● **Exercise instructions**: All records below must be retyped exactly.

Collected data
########
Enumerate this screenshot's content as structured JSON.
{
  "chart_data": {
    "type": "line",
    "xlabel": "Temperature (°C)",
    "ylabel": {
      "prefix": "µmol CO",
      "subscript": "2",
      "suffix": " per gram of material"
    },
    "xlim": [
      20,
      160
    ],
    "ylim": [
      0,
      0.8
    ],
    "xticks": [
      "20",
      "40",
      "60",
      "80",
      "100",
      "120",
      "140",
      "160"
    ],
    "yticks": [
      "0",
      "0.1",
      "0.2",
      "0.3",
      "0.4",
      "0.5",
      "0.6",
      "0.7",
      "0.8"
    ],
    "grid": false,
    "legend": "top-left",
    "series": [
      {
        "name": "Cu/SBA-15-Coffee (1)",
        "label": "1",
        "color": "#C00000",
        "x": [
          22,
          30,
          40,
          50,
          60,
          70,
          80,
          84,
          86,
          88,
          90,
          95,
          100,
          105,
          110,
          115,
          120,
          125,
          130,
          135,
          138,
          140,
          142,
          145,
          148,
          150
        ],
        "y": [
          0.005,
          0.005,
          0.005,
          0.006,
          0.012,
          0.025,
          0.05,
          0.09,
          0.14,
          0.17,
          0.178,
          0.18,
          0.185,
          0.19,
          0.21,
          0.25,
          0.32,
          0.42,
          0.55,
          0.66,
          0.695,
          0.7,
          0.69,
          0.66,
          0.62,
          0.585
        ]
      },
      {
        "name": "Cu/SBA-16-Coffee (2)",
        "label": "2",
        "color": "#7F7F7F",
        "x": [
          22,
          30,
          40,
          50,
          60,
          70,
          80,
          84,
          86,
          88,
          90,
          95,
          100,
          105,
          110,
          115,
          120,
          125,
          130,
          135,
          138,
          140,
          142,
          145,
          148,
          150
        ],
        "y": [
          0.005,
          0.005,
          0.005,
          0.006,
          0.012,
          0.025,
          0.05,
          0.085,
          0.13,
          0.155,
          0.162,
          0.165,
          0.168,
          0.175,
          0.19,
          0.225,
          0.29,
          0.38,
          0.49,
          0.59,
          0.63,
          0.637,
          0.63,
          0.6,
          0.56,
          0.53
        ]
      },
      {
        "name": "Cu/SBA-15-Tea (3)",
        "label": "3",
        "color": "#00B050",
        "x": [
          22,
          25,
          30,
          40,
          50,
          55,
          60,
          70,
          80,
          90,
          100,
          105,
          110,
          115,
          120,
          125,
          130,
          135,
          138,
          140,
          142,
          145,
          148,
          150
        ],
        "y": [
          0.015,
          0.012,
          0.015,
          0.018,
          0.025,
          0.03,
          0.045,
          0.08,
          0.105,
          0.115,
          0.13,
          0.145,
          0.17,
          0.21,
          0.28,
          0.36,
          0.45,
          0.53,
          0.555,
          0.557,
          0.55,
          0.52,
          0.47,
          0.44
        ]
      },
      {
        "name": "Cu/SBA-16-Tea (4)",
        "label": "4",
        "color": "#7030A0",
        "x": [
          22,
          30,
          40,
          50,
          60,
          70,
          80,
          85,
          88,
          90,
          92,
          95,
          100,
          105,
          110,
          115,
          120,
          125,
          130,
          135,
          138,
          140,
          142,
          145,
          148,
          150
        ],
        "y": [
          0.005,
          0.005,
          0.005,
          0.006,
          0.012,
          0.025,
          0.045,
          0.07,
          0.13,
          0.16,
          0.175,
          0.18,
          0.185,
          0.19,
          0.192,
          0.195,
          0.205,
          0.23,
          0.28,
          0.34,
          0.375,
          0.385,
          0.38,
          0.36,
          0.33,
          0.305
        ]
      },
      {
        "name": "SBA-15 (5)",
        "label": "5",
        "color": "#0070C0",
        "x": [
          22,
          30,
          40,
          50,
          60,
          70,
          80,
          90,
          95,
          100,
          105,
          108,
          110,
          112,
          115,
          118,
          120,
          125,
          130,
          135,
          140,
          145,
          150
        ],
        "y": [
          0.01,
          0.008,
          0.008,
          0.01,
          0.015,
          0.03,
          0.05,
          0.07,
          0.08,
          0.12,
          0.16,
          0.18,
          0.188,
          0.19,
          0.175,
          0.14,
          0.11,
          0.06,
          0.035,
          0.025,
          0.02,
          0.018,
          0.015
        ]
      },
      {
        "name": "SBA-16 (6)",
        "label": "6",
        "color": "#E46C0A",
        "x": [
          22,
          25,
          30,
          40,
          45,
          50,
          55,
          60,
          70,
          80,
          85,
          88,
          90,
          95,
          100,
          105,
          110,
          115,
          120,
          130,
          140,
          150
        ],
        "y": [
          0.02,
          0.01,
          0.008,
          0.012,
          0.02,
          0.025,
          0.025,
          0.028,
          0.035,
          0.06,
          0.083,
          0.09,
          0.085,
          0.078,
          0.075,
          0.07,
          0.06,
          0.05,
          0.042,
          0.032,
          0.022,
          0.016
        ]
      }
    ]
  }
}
########
● **Response below**:
Enumerate this screenshot's content as structured JSON.
{
  "chart_data": {
    "type": "line",
    "xlabel": "Temperature (°C)",
    "ylabel": {
      "prefix": "µmol CO",
      "subscript": "2",
      "suffix": " per gram of material"
    },
    "xlim": [
      20,
      160
    ],
    "ylim": [
      0,
      0.8
    ],
    "xticks": [
      "20",
      "40",
      "60",
      "80",
      "100",
      "120",
      "140",
      "160"
    ],
    "yticks": [
      "0",
      "0.1",
      "0.2",
      "0.3",
      "0.4",
      "0.5",
      "0.6",
      "0.7",
      "0.8"
    ],
    "grid": false,
    "legend": "top-left",
    "series": [
      {
        "name": "Cu/SBA-15-Coffee (1)",
        "label": "1",
        "color": "#C00000",
        "x": [
          22,
          30,
          40,
          50,
          60,
          70,
          80,
          84,
          86,
          88,
          90,
          95,
          100,
          105,
          110,
          115,
          120,
          125,
          130,
          135,
          138,
          140,
          142,
          145,
          148,
          150
        ],
        "y": [
          0.005,
          0.005,
          0.005,
          0.006,
          0.012,
          0.025,
          0.05,
          0.09,
          0.14,
          0.17,
          0.178,
          0.18,
          0.185,
          0.19,
          0.21,
          0.25,
          0.32,
          0.42,
          0.55,
          0.66,
          0.695,
          0.7,
          0.69,
          0.66,
          0.62,
          0.585
        ]
      },
      {
        "name": "Cu/SBA-16-Coffee (2)",
        "label": "2",
        "color": "#7F7F7F",
        "x": [
          22,
          30,
          40,
          50,
          60,
          70,
          80,
          84,
          86,
          88,
          90,
          95,
          100,
          105,
          110,
          115,
          120,
          125,
          130,
          135,
          138,
          140,
          142,
          145,
          148,
          150
        ],
        "y": [
          0.005,
          0.005,
          0.005,
          0.006,
          0.012,
          0.025,
          0.05,
          0.085,
          0.13,
          0.155,
          0.162,
          0.165,
          0.168,
          0.175,
          0.19,
          0.225,
          0.29,
          0.38,
          0.49,
          0.59,
          0.63,
          0.637,
          0.63,
          0.6,
          0.56,
          0.53
        ]
      },
      {
        "name": "Cu/SBA-15-Tea (3)",
        "label": "3",
        "color": "#00B050",
        "x": [
          22,
          25,
          30,
          40,
          50,
          55,
          60,
          70,
          80,
          90,
          100,
          105,
          110,
          115,
          120,
          125,
          130,
          135,
          138,
          140,
          142,
          145,
          148,
          150
        ],
        "y": [
          0.015,
          0.012,
          0.015,
          0.018,
          0.025,
          0.03,
          0.045,
          0.08,
          0.105,
          0.115,
          0.13,
          0.145,
          0.17,
          0.21,
          0.28,
          0.36,
          0.45,
          0.53,
          0.555,
          0.557,
          0.55,
          0.52,
          0.47,
          0.44
        ]
      },
      {
        "name": "Cu/SBA-16-Tea (4)",
        "label": "4",
        "color": "#7030A0",
        "x": [
          22,
          30,
          40,
          50,
          60,
          70,
          80,
          85,
          88,
          90,
          92,
          95,
          100,
          105,
          110,
          115,
          120,
          125,
          130,
          135,
          138,
          140,
          142,
          145,
          148,
          150
        ],
        "y": [
          0.005,
          0.005,
          0.005,
          0.006,
          0.012,
          0.025,
          0.045,
          0.07,
          0.13,
          0.16,
          0.175,
          0.18,
          0.185,
          0.19,
          0.192,
          0.195,
          0.205,
          0.23,
          0.28,
          0.34,
          0.375,
          0.385,
          0.38,
          0.36,
          0.33,
          0.305
        ]
      },
      {
        "name": "SBA-15 (5)",
        "label": "5",
        "color": "#0070C0",
        "x": [
          22,
          30,
          40,
          50,
          60,
          70,
          80,
          90,
          95,
          100,
          105,
          108,
          110,
          112,
          115,
          118,
          120,
          125,
          130,
          135,
          140,
          145,
          150
        ],
        "y": [
          0.01,
          0.008,
          0.008,
          0.01,
          0.015,
          0.03,
          0.05,
          0.07,
          0.08,
          0.12,
          0.16,
          0.18,
          0.188,
          0.19,
          0.175,
          0.14,
          0.11,
          0.06,
          0.035,
          0.025,
          0.02,
          0.018,
          0.015
        ]
      },
      {
        "name": "SBA-16 (6)",
        "label": "6",
        "color": "#E46C0A",
        "x": [
          22,
          25,
          30,
          40,
          45,
          50,
          55,
          60,
          70,
          80,
          85,
          88,
          90,
          95,
          100,
          105,
          110,
          115,
          120,
          130,
          140,
          150
        ],
        "y": [
          0.02,
          0.01,
          0.008,
          0.012,
          0.02,
          0.025,
          0.025,
          0.028,
          0.035,
          0.06,
          0.083,
          0.09,
          0.085,
          0.078,
          0.075,
          0.07,
          0.06,
          0.05,
          0.042,
          0.032,
          0.022,
          0.016
        ]
      }
    ]
  }
}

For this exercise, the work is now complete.